━━━ EXTRACTED INFORMATION ━━━

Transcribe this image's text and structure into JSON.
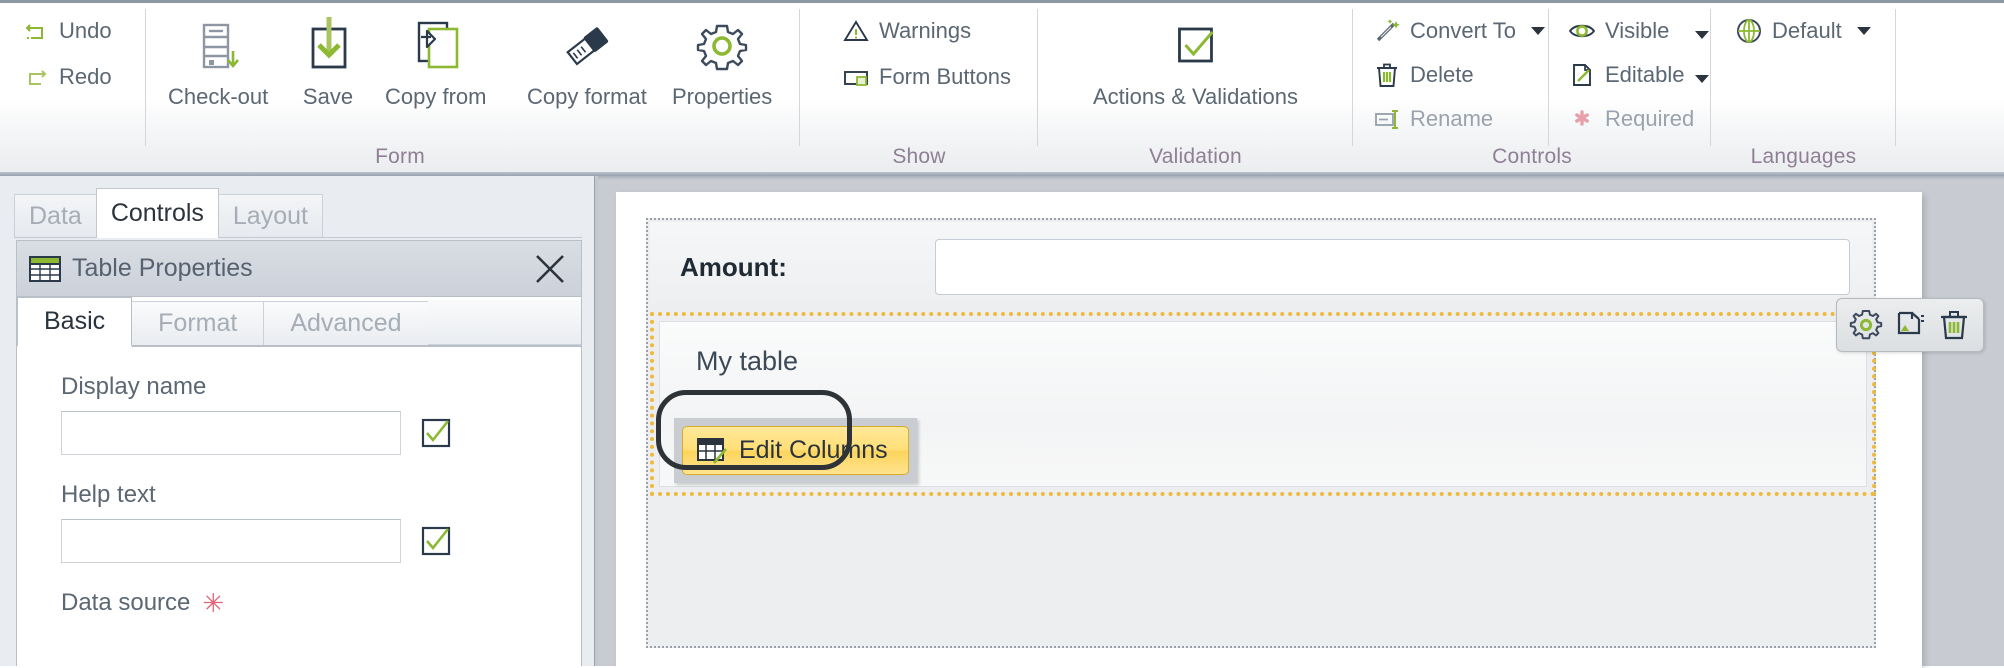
{
  "ribbon": {
    "groups": [
      {
        "name": "Form",
        "label": "Form"
      },
      {
        "name": "Show",
        "label": "Show"
      },
      {
        "name": "Validation",
        "label": "Validation"
      },
      {
        "name": "Controls",
        "label": "Controls"
      },
      {
        "name": "Languages",
        "label": "Languages"
      }
    ],
    "form_group": {
      "undo": "Undo",
      "redo": "Redo",
      "check_out": "Check-out",
      "save": "Save",
      "copy_from": "Copy from",
      "copy_format": "Copy format",
      "properties": "Properties"
    },
    "show_group": {
      "warnings": "Warnings",
      "form_buttons": "Form Buttons"
    },
    "validation_group": {
      "actions_validations": "Actions & Validations"
    },
    "controls_group": {
      "convert_to": "Convert To",
      "delete": "Delete",
      "rename": "Rename",
      "visible": "Visible",
      "editable": "Editable",
      "required": "Required"
    },
    "languages_group": {
      "default": "Default"
    }
  },
  "left_panel": {
    "tabs": [
      {
        "label": "Data",
        "active": false
      },
      {
        "label": "Controls",
        "active": true
      },
      {
        "label": "Layout",
        "active": false
      }
    ],
    "properties_panel": {
      "title": "Table Properties",
      "close_label": "Close",
      "subtabs": [
        {
          "label": "Basic",
          "active": true
        },
        {
          "label": "Format",
          "active": false
        },
        {
          "label": "Advanced",
          "active": false
        }
      ],
      "fields": [
        {
          "label": "Display name",
          "value": "",
          "required": false,
          "checked": true
        },
        {
          "label": "Help text",
          "value": "",
          "required": false,
          "checked": true
        },
        {
          "label": "Data source",
          "value": "",
          "required": true,
          "checked": false
        }
      ],
      "required_marker": "✳"
    }
  },
  "canvas": {
    "amount_label": "Amount:",
    "amount_value": "",
    "table_title": "My table",
    "edit_columns_button": "Edit Columns",
    "mini_toolbar": [
      {
        "name": "gear-icon",
        "title": "Properties"
      },
      {
        "name": "duplicate-icon",
        "title": "Duplicate"
      },
      {
        "name": "trash-icon",
        "title": "Delete"
      }
    ]
  },
  "colors": {
    "accent_green": "#8cb832",
    "dark_navy": "#2b3a4a",
    "group_label": "#8f7f95",
    "selection_orange": "#f0b93c",
    "button_yellow": "#ffdf77",
    "required_red": "#e06377",
    "text_gray": "#5b6773"
  }
}
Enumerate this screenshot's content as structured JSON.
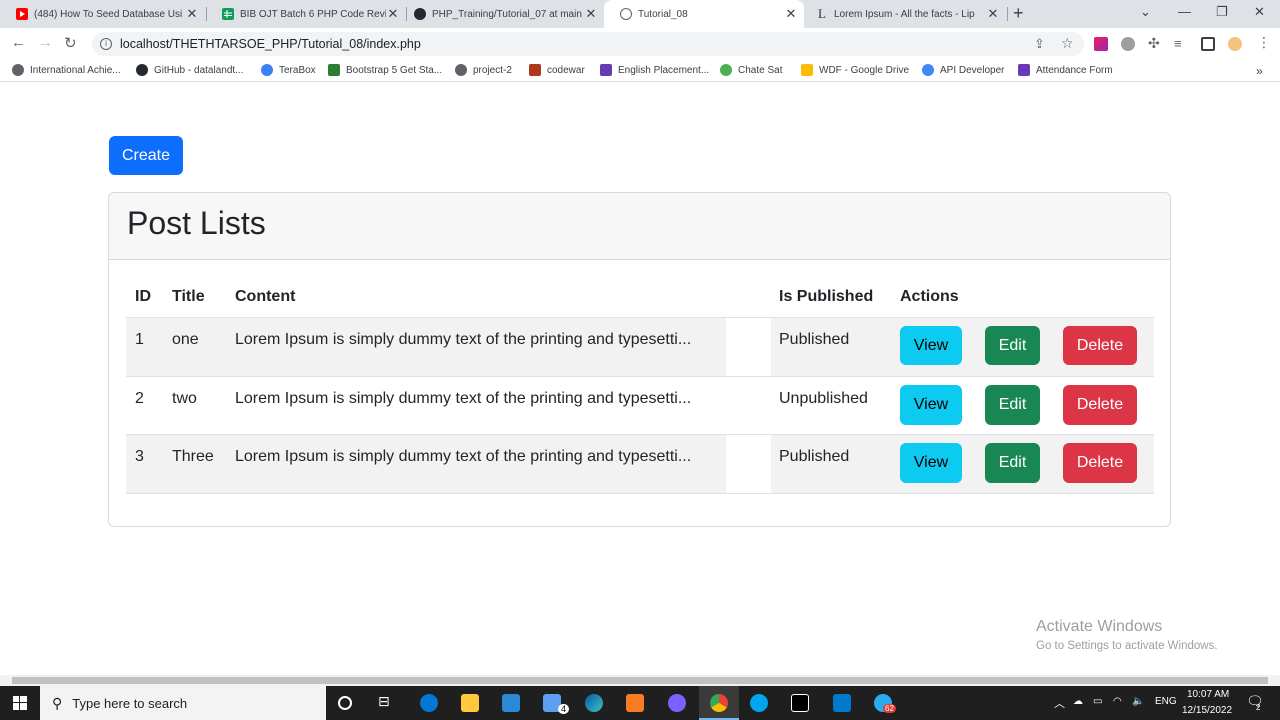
{
  "browser": {
    "tabs": [
      {
        "title": "(484) How To Seed Database Usi",
        "color": "#ff0000"
      },
      {
        "title": "BIB OJT Batch 6 PHP Code Revie",
        "color": "#0f9d58"
      },
      {
        "title": "PHP_Training/Tutorial_07 at main",
        "color": "#24292f"
      },
      {
        "title": "Tutorial_08",
        "color": "#5f6368"
      },
      {
        "title": "Lorem Ipsum - All the facts - Lip",
        "color": "#333333"
      }
    ],
    "new_tab": "+",
    "address": "localhost/THETHTARSOE_PHP/Tutorial_08/index.php",
    "bookmarks": [
      {
        "label": "International Achie...",
        "color": "#5f6368"
      },
      {
        "label": "GitHub - datalandt...",
        "color": "#24292f"
      },
      {
        "label": "TeraBox",
        "color": "#3b82f6"
      },
      {
        "label": "Bootstrap 5 Get Sta...",
        "color": "#2d7d32"
      },
      {
        "label": "project-2",
        "color": "#5f6368"
      },
      {
        "label": "codewar",
        "color": "#b1361e"
      },
      {
        "label": "English Placement...",
        "color": "#673ab7"
      },
      {
        "label": "Chate Sat",
        "color": "#4caf50"
      },
      {
        "label": "WDF - Google Drive",
        "color": "#fbbc04"
      },
      {
        "label": "API Developer",
        "color": "#4285f4"
      },
      {
        "label": "Attendance Form",
        "color": "#673ab7"
      }
    ],
    "more_bookmarks": "»"
  },
  "page": {
    "create_label": "Create",
    "card_title": "Post Lists",
    "columns": [
      "ID",
      "Title",
      "Content",
      "Is Published",
      "Actions"
    ],
    "rows": [
      {
        "id": "1",
        "title": "one",
        "content": "Lorem Ipsum is simply dummy text of the printing and typesetti...",
        "status": "Published"
      },
      {
        "id": "2",
        "title": "two",
        "content": "Lorem Ipsum is simply dummy text of the printing and typesetti...",
        "status": "Unpublished"
      },
      {
        "id": "3",
        "title": "Three",
        "content": "Lorem Ipsum is simply dummy text of the printing and typesetti...",
        "status": "Published"
      }
    ],
    "actions": {
      "view": "View",
      "edit": "Edit",
      "delete": "Delete"
    },
    "colors": {
      "primary": "#0d6efd",
      "info": "#0dcaf0",
      "success": "#198754",
      "danger": "#dc3545"
    }
  },
  "watermark": {
    "title": "Activate Windows",
    "subtitle": "Go to Settings to activate Windows."
  },
  "taskbar": {
    "search_placeholder": "Type here to search",
    "lang": "ENG",
    "time": "10:07 AM",
    "date": "12/15/2022",
    "edge_badge": "4",
    "telegram_badge": "62",
    "notif_count": "2"
  }
}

━━━

STATED TASK: Set each line of the records down exactly, leaving every picture out.

REPLY:
Transcribe this image's text and structure into JSON.
{
  "ribbon": {
    "groups": [
      {
        "name": "Form",
        "label": "Form"
      },
      {
        "name": "Show",
        "label": "Show"
      },
      {
        "name": "Validation",
        "label": "Validation"
      },
      {
        "name": "Controls",
        "label": "Controls"
      },
      {
        "name": "Languages",
        "label": "Languages"
      }
    ],
    "form_group": {
      "undo": "Undo",
      "redo": "Redo",
      "check_out": "Check-out",
      "save": "Save",
      "copy_from": "Copy from",
      "copy_format": "Copy format",
      "properties": "Properties"
    },
    "show_group": {
      "warnings": "Warnings",
      "form_buttons": "Form Buttons"
    },
    "validation_group": {
      "actions_validations": "Actions & Validations"
    },
    "controls_group": {
      "convert_to": "Convert To",
      "delete": "Delete",
      "rename": "Rename",
      "visible": "Visible",
      "editable": "Editable",
      "required": "Required"
    },
    "languages_group": {
      "default": "Default"
    }
  },
  "left_panel": {
    "tabs": [
      {
        "label": "Data",
        "active": false
      },
      {
        "label": "Controls",
        "active": true
      },
      {
        "label": "Layout",
        "active": false
      }
    ],
    "properties_panel": {
      "title": "Table Properties",
      "close_label": "Close",
      "subtabs": [
        {
          "label": "Basic",
          "active": true
        },
        {
          "label": "Format",
          "active": false
        },
        {
          "label": "Advanced",
          "active": false
        }
      ],
      "fields": [
        {
          "label": "Display name",
          "value": "",
          "required": false,
          "checked": true
        },
        {
          "label": "Help text",
          "value": "",
          "required": false,
          "checked": true
        },
        {
          "label": "Data source",
          "value": "",
          "required": true,
          "checked": false
        }
      ],
      "required_marker": "✳"
    }
  },
  "canvas": {
    "amount_label": "Amount:",
    "amount_value": "",
    "table_title": "My table",
    "edit_columns_button": "Edit Columns",
    "mini_toolbar": [
      {
        "name": "gear-icon",
        "title": "Properties"
      },
      {
        "name": "duplicate-icon",
        "title": "Duplicate"
      },
      {
        "name": "trash-icon",
        "title": "Delete"
      }
    ]
  },
  "colors": {
    "accent_green": "#8cb832",
    "dark_navy": "#2b3a4a",
    "group_label": "#8f7f95",
    "selection_orange": "#f0b93c",
    "button_yellow": "#ffdf77",
    "required_red": "#e06377",
    "text_gray": "#5b6773"
  }
}
Enumerate this screenshot's content as structured JSON.
{
  "browser": {
    "tabs": [
      {
        "title": "(484) How To Seed Database Usi",
        "color": "#ff0000"
      },
      {
        "title": "BIB OJT Batch 6 PHP Code Revie",
        "color": "#0f9d58"
      },
      {
        "title": "PHP_Training/Tutorial_07 at main",
        "color": "#24292f"
      },
      {
        "title": "Tutorial_08",
        "color": "#5f6368"
      },
      {
        "title": "Lorem Ipsum - All the facts - Lip",
        "color": "#333333"
      }
    ],
    "new_tab": "+",
    "address": "localhost/THETHTARSOE_PHP/Tutorial_08/index.php",
    "bookmarks": [
      {
        "label": "International Achie...",
        "color": "#5f6368"
      },
      {
        "label": "GitHub - datalandt...",
        "color": "#24292f"
      },
      {
        "label": "TeraBox",
        "color": "#3b82f6"
      },
      {
        "label": "Bootstrap 5 Get Sta...",
        "color": "#2d7d32"
      },
      {
        "label": "project-2",
        "color": "#5f6368"
      },
      {
        "label": "codewar",
        "color": "#b1361e"
      },
      {
        "label": "English Placement...",
        "color": "#673ab7"
      },
      {
        "label": "Chate Sat",
        "color": "#4caf50"
      },
      {
        "label": "WDF - Google Drive",
        "color": "#fbbc04"
      },
      {
        "label": "API Developer",
        "color": "#4285f4"
      },
      {
        "label": "Attendance Form",
        "color": "#673ab7"
      }
    ],
    "more_bookmarks": "»"
  },
  "page": {
    "create_label": "Create",
    "card_title": "Post Lists",
    "columns": [
      "ID",
      "Title",
      "Content",
      "Is Published",
      "Actions"
    ],
    "rows": [
      {
        "id": "1",
        "title": "one",
        "content": "Lorem Ipsum is simply dummy text of the printing and typesetti...",
        "status": "Published"
      },
      {
        "id": "2",
        "title": "two",
        "content": "Lorem Ipsum is simply dummy text of the printing and typesetti...",
        "status": "Unpublished"
      },
      {
        "id": "3",
        "title": "Three",
        "content": "Lorem Ipsum is simply dummy text of the printing and typesetti...",
        "status": "Published"
      }
    ],
    "actions": {
      "view": "View",
      "edit": "Edit",
      "delete": "Delete"
    },
    "colors": {
      "primary": "#0d6efd",
      "info": "#0dcaf0",
      "success": "#198754",
      "danger": "#dc3545"
    }
  },
  "watermark": {
    "title": "Activate Windows",
    "subtitle": "Go to Settings to activate Windows."
  },
  "taskbar": {
    "search_placeholder": "Type here to search",
    "lang": "ENG",
    "time": "10:07 AM",
    "date": "12/15/2022",
    "edge_badge": "4",
    "telegram_badge": "62",
    "notif_count": "2"
  }
}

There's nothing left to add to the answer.